WHAT YOU SHOULD DO
In the entries below, find the lines that contain the word "shakllantirish" and copy them.

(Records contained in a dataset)

══════════════════════════════

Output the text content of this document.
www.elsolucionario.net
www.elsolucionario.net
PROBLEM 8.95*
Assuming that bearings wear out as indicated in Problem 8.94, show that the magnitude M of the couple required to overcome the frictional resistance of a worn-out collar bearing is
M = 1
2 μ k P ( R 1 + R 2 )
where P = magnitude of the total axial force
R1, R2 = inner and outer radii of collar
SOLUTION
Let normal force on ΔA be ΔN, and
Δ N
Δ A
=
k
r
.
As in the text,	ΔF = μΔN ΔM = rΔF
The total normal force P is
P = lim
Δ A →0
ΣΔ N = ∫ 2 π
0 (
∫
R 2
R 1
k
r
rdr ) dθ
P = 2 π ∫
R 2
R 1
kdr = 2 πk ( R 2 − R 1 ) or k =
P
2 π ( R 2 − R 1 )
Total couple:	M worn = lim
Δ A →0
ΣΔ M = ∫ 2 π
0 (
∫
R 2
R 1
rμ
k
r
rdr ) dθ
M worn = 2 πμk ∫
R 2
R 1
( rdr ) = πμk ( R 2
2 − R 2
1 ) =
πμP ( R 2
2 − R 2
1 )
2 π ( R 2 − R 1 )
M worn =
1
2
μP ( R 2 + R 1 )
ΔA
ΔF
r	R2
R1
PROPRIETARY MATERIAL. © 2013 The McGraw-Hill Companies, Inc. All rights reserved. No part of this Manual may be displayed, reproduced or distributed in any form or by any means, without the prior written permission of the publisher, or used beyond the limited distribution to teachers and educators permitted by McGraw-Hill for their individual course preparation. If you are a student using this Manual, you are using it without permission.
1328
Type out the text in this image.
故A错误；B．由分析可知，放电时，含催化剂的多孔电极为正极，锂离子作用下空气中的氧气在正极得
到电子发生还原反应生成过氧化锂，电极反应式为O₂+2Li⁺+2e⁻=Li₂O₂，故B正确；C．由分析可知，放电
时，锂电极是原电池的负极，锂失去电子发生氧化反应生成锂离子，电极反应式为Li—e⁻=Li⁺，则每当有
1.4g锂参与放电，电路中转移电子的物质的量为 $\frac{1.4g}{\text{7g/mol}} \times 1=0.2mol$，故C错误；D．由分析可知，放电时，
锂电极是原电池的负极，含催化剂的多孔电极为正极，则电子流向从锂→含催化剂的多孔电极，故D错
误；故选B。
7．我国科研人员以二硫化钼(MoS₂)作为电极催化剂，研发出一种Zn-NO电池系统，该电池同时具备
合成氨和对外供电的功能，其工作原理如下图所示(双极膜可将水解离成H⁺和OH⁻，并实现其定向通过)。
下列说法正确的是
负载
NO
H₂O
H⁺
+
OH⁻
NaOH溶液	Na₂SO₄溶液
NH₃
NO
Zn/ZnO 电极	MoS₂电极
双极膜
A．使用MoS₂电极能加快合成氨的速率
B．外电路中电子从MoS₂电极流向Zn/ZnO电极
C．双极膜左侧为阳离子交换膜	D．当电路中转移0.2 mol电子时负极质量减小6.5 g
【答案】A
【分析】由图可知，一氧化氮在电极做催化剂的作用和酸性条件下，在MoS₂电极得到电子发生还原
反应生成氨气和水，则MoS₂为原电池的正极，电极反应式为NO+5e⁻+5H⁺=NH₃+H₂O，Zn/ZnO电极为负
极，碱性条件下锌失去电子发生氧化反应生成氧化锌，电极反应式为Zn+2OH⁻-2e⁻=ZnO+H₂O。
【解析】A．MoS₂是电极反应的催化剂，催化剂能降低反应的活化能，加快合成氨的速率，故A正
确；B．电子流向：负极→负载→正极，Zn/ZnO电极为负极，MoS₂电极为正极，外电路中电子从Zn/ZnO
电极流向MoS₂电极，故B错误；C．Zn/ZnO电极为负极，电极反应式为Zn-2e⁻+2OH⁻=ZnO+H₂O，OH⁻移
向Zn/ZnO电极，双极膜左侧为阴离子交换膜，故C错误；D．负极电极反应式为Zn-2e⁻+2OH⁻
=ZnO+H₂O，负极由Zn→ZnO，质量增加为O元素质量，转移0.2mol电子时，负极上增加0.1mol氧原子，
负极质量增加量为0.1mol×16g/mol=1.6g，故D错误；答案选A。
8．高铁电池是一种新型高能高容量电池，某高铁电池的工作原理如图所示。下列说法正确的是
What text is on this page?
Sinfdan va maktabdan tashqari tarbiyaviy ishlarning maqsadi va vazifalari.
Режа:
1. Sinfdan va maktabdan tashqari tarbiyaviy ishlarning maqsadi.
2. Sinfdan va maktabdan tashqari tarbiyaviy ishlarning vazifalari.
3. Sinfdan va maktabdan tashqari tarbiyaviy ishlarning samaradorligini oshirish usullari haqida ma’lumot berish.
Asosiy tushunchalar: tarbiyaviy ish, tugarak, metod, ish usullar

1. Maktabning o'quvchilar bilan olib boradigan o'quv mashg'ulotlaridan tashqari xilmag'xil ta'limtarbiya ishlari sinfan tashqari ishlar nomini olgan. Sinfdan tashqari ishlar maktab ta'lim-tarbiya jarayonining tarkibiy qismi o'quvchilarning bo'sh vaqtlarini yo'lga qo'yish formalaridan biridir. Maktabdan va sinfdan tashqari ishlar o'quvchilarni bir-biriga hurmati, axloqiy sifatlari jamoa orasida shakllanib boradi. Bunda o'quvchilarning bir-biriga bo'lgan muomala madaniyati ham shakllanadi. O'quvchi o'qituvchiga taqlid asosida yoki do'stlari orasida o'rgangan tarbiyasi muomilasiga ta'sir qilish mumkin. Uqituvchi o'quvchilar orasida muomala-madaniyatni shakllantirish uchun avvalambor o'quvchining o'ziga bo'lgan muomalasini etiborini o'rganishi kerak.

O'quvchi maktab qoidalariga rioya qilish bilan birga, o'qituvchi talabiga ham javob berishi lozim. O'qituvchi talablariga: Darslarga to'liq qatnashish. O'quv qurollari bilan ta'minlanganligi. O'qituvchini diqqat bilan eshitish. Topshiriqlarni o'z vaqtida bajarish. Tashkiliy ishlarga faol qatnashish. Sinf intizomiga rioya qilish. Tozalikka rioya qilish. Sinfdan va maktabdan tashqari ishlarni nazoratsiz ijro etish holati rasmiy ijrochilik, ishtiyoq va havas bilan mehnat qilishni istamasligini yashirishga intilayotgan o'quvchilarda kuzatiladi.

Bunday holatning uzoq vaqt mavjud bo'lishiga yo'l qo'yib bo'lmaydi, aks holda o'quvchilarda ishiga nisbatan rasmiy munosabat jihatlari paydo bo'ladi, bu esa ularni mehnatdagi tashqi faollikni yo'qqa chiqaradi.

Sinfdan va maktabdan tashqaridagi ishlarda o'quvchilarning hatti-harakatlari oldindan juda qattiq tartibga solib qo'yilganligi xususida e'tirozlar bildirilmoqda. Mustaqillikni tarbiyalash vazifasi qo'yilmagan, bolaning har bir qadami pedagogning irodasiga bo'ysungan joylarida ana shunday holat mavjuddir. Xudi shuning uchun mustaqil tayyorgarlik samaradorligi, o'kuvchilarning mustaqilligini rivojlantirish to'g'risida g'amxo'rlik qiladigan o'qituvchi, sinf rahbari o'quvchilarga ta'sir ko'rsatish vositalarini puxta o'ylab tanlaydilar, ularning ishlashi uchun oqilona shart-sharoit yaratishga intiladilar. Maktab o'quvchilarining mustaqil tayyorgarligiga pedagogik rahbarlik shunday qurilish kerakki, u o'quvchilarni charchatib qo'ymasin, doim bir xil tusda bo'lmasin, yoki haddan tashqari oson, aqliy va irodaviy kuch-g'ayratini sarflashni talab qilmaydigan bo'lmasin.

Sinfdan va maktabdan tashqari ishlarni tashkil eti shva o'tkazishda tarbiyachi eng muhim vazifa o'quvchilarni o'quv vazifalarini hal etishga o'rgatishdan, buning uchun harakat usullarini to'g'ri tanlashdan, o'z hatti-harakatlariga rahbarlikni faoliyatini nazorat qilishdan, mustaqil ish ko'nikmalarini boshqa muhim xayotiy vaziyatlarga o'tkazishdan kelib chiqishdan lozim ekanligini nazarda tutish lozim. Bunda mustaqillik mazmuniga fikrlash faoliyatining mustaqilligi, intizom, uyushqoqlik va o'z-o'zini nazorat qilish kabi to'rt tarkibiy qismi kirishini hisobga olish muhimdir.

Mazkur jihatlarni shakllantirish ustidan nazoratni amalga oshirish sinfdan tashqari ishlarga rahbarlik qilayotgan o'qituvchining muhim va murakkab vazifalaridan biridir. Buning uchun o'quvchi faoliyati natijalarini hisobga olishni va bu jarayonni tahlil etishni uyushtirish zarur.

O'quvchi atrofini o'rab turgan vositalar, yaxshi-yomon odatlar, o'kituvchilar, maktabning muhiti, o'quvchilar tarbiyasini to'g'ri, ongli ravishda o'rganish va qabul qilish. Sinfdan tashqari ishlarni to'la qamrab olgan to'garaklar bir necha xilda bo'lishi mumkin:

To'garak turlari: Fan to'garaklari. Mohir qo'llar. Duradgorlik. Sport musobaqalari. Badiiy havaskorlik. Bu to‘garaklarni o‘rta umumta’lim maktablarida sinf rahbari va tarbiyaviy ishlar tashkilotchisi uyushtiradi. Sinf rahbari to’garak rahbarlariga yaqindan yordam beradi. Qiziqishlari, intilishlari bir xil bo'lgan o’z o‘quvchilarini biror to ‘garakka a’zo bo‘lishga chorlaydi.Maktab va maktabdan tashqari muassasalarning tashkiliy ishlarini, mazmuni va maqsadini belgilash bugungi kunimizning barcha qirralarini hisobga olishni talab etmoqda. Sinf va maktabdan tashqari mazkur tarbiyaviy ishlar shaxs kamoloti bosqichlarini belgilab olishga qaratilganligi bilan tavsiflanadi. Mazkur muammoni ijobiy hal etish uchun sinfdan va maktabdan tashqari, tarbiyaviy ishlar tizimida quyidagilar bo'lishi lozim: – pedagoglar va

══════════════════════════════

RESULT BELOW
1. Maktabning o'quvchilar bilan olib boradigan o'quv mashg'ulotlaridan tashqari xilmag'xil ta'limtarbiya ishlari sinfan tashqari ishlar nomini olgan. Sinfdan tashqari ishlar maktab ta'lim-tarbiya jarayonining tarkibiy qismi o'quvchilarning bo'sh vaqtlarini yo'lga qo'yish formalaridan biridir. Maktabdan va sinfdan tashqari ishlar o'quvchilarni bir-biriga hurmati, axloqiy sifatlari jamoa orasida shakllanib boradi. Bunda o'quvchilarning bir-biriga bo'lgan muomala madaniyati ham shakllanadi. O'quvchi o'qituvchiga taqlid asosida yoki do'stlari orasida o'rgangan tarbiyasi muomilasiga ta'sir qilish mumkin. Uqituvchi o'quvchilar orasida muomala-madaniyatni shakllantirish uchun avvalambor o'quvchining o'ziga bo'lgan muomalasini etiborini o'rganishi kerak.
Mazkur jihatlarni shakllantirish ustidan nazoratni amalga oshirish sinfdan tashqari ishlarga rahbarlik qilayotgan o'qituvchining muhim va murakkab vazifalaridan biridir. Buning uchun o'quvchi faoliyati natijalarini hisobga olishni va bu jarayonni tahlil etishni uyushtirish zarur.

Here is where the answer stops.